» Exercise goal
All lines in the data bearing the string "opposite" should be identified and copied.

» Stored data
|---|

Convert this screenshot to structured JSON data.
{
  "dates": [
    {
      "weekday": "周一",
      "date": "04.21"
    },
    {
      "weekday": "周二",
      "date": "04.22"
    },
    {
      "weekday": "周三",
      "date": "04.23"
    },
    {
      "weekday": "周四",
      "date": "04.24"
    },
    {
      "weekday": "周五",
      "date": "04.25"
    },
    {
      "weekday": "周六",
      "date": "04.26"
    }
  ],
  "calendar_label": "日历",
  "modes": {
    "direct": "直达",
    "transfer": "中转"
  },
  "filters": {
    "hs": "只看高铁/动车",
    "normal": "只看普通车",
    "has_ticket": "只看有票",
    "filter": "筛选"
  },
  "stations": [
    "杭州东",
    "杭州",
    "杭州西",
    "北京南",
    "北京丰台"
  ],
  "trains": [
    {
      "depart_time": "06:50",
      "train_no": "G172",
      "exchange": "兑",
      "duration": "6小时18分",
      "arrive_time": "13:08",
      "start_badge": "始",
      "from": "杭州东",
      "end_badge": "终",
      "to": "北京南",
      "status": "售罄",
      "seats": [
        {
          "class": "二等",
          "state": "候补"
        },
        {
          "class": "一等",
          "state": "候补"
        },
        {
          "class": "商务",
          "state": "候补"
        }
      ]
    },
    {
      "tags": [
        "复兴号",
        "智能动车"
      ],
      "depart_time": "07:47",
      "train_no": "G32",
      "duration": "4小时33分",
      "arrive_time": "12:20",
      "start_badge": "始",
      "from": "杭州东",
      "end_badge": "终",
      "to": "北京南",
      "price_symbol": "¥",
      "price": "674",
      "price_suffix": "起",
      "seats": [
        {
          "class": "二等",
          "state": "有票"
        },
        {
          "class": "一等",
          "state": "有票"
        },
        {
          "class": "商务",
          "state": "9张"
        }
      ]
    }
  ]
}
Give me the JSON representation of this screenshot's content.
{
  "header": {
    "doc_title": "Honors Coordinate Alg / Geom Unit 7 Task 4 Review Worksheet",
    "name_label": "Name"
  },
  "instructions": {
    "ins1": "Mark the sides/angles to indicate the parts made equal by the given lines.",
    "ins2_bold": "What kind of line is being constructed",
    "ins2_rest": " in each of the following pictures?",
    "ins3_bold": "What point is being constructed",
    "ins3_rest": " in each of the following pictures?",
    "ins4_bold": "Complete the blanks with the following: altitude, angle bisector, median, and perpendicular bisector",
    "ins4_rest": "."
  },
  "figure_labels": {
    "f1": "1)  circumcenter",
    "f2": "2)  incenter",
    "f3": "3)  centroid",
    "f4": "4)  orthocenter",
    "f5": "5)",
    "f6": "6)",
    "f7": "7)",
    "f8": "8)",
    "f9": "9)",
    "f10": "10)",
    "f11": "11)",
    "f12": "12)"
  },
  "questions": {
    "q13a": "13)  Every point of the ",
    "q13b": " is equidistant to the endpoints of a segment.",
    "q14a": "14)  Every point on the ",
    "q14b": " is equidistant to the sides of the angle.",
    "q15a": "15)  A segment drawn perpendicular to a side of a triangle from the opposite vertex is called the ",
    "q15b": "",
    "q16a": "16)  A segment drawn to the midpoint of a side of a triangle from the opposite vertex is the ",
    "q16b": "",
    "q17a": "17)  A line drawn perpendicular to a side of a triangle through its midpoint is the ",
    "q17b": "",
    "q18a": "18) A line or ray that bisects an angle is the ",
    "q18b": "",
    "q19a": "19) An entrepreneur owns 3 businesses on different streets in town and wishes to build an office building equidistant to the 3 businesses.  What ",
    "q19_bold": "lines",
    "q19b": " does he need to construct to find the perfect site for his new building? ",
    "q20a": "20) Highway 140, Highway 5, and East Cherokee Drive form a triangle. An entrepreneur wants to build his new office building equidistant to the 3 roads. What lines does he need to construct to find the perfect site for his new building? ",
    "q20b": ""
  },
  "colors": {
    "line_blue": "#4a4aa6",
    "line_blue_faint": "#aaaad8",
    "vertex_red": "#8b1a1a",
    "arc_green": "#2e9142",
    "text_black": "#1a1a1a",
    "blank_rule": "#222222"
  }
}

|---|

» Output of the exercise
    "q15a": "15)  A segment drawn perpendicular to a side of a triangle from the opposite vertex is called the ",
    "q16a": "16)  A segment drawn to the midpoint of a side of a triangle from the opposite vertex is the ",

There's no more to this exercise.